◆ **DIRECTIVE**: All of the data below must be repeated exactly.

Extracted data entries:
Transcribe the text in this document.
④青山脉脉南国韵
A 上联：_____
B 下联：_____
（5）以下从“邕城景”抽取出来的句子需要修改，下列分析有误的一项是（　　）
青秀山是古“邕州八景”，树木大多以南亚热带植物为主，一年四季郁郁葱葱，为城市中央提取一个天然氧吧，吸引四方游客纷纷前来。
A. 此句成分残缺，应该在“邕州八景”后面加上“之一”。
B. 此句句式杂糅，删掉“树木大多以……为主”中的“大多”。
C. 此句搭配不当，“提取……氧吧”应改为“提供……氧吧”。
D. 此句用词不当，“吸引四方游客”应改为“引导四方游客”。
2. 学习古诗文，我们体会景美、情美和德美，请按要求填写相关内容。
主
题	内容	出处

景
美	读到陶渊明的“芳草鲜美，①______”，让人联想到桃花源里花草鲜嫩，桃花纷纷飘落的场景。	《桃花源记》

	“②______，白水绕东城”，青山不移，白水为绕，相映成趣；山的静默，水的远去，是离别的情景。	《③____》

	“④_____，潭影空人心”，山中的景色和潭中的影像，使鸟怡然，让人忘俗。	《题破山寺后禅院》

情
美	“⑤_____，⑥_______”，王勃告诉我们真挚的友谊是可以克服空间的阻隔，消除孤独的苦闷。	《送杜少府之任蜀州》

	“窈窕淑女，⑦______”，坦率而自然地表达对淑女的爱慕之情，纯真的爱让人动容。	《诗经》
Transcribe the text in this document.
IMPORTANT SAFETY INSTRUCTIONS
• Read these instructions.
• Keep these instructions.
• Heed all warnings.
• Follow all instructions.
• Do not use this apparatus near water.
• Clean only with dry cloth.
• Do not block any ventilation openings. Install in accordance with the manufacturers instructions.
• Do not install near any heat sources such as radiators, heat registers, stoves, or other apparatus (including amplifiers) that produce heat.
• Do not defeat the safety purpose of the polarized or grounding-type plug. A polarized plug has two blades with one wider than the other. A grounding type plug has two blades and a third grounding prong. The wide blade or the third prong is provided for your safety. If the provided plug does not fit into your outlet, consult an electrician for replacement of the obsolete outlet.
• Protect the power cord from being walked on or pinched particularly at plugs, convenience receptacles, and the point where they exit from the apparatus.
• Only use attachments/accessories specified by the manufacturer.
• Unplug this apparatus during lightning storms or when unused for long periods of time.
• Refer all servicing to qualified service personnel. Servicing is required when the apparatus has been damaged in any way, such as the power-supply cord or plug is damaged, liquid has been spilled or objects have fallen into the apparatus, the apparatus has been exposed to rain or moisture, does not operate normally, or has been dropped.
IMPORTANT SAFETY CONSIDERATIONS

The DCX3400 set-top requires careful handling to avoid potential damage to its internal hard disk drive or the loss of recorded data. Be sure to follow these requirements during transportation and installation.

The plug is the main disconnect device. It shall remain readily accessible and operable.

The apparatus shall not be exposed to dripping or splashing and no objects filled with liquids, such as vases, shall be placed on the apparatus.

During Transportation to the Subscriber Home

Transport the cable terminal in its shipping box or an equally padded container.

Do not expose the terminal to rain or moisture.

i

◆ **TASK OUTPUT**:
Transcribe the text in this document.
④青山脉脉南国韵
A 上联：_____
B 下联：_____
（5）以下从“邕城景”抽取出来的句子需要修改，下列分析有误的一项是（　　）
青秀山是古“邕州八景”，树木大多以南亚热带植物为主，一年四季郁郁葱葱，为城市中央提取一个天然氧吧，吸引四方游客纷纷前来。
A. 此句成分残缺，应该在“邕州八景”后面加上“之一”。
B. 此句句式杂糅，删掉“树木大多以……为主”中的“大多”。
C. 此句搭配不当，“提取……氧吧”应改为“提供……氧吧”。
D. 此句用词不当，“吸引四方游客”应改为“引导四方游客”。
2. 学习古诗文，我们体会景美、情美和德美，请按要求填写相关内容。
主
题	内容	出处

景
美	读到陶渊明的“芳草鲜美，①______”，让人联想到桃花源里花草鲜嫩，桃花纷纷飘落的场景。	《桃花源记》

	“②______，白水绕东城”，青山不移，白水为绕，相映成趣；山的静默，水的远去，是离别的情景。	《③____》

	“④_____，潭影空人心”，山中的景色和潭中的影像，使鸟怡然，让人忘俗。	《题破山寺后禅院》

情
美	“⑤_____，⑥_______”，王勃告诉我们真挚的友谊是可以克服空间的阻隔，消除孤独的苦闷。	《送杜少府之任蜀州》

	“窈窕淑女，⑦______”，坦率而自然地表达对淑女的爱慕之情，纯真的爱让人动容。	《诗经》
Transcribe the text in this document.
IMPORTANT SAFETY INSTRUCTIONS
• Read these instructions.
• Keep these instructions.
• Heed all warnings.
• Follow all instructions.
• Do not use this apparatus near water.
• Clean only with dry cloth.
• Do not block any ventilation openings. Install in accordance with the manufacturers instructions.
• Do not install near any heat sources such as radiators, heat registers, stoves, or other apparatus (including amplifiers) that produce heat.
• Do not defeat the safety purpose of the polarized or grounding-type plug. A polarized plug has two blades with one wider than the other. A grounding type plug has two blades and a third grounding prong. The wide blade or the third prong is provided for your safety. If the provided plug does not fit into your outlet, consult an electrician for replacement of the obsolete outlet.
• Protect the power cord from being walked on or pinched particularly at plugs, convenience receptacles, and the point where they exit from the apparatus.
• Only use attachments/accessories specified by the manufacturer.
• Unplug this apparatus during lightning storms or when unused for long periods of time.
• Refer all servicing to qualified service personnel. Servicing is required when the apparatus has been damaged in any way, such as the power-supply cord or plug is damaged, liquid has been spilled or objects have fallen into the apparatus, the apparatus has been exposed to rain or moisture, does not operate normally, or has been dropped.
IMPORTANT SAFETY CONSIDERATIONS

The DCX3400 set-top requires careful handling to avoid potential damage to its internal hard disk drive or the loss of recorded data. Be sure to follow these requirements during transportation and installation.

The plug is the main disconnect device. It shall remain readily accessible and operable.

The apparatus shall not be exposed to dripping or splashing and no objects filled with liquids, such as vases, shall be placed on the apparatus.

During Transportation to the Subscriber Home

Transport the cable terminal in its shipping box or an equally padded container.

Do not expose the terminal to rain or moisture.

i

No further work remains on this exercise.